>> begin

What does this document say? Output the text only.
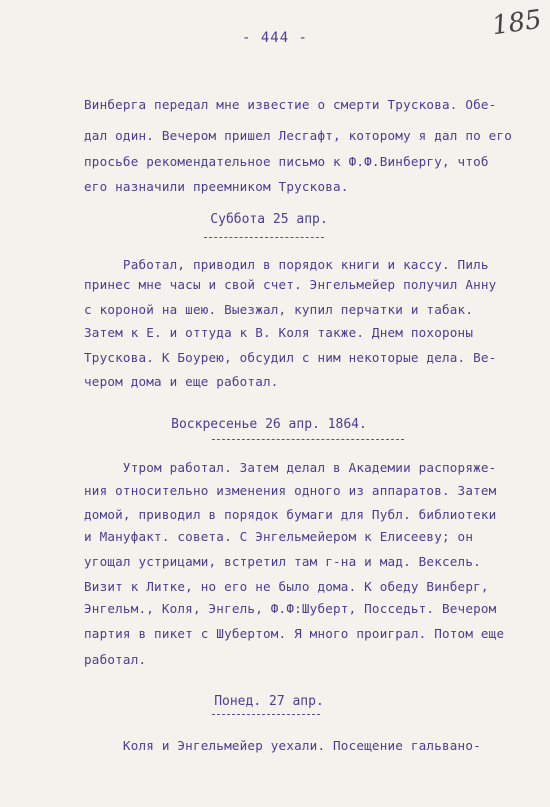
- 444 -	185
Винберга передал мне известие о смерти Трускова. Обе-
дал один. Вечером пришел Лесгафт, которому я дал по его
просьбе рекомендательное письмо к Ф.Ф.Винбергу, чтоб
его назначили преемником Трускова.
Суббота 25 апр.
Работал, приводил в порядок книги и кассу. Пиль
принес мне часы и свой счет. Энгельмейер получил Анну
с короной на шею. Выезжал, купил перчатки и табак.
Затем к Е. и оттуда к В. Коля также. Днем похороны
Трускова. К Боурею, обсудил с ним некоторые дела. Ве-
чером дома и еще работал.
Воскресенье 26 апр. 1864.
Утром работал. Затем делал в Академии распоряже-
ния относительно изменения одного из аппаратов. Затем
домой, приводил в порядок бумаги для Публ. библиотеки
и Мануфакт. совета. С Энгельмейером к Елисееву; он
угощал устрицами, встретил там г-на и мад. Вексель.
Визит к Литке, но его не было дома. К обеду Винберг,
Энгельм., Коля, Энгель, Ф.Ф:Шуберт, Посседьт. Вечером
партия в пикет с Шубертом. Я много проиграл. Потом еще
работал.
Понед. 27 апр.
Коля и Энгельмейер уехали. Посещение гальвано-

>> end

Request
All of the material above is to be copied exactly, except for its images.

Answer in full
What does this document say? Output the text only.
- 444 -	185
Винберга передал мне известие о смерти Трускова. Обе-
дал один. Вечером пришел Лесгафт, которому я дал по его
просьбе рекомендательное письмо к Ф.Ф.Винбергу, чтоб
его назначили преемником Трускова.
Суббота 25 апр.
Работал, приводил в порядок книги и кассу. Пиль
принес мне часы и свой счет. Энгельмейер получил Анну
с короной на шею. Выезжал, купил перчатки и табак.
Затем к Е. и оттуда к В. Коля также. Днем похороны
Трускова. К Боурею, обсудил с ним некоторые дела. Ве-
чером дома и еще работал.
Воскресенье 26 апр. 1864.
Утром работал. Затем делал в Академии распоряже-
ния относительно изменения одного из аппаратов. Затем
домой, приводил в порядок бумаги для Публ. библиотеки
и Мануфакт. совета. С Энгельмейером к Елисееву; он
угощал устрицами, встретил там г-на и мад. Вексель.
Визит к Литке, но его не было дома. К обеду Винберг,
Энгельм., Коля, Энгель, Ф.Ф:Шуберт, Посседьт. Вечером
партия в пикет с Шубертом. Я много проиграл. Потом еще
работал.
Понед. 27 апр.
Коля и Энгельмейер уехали. Посещение гальвано-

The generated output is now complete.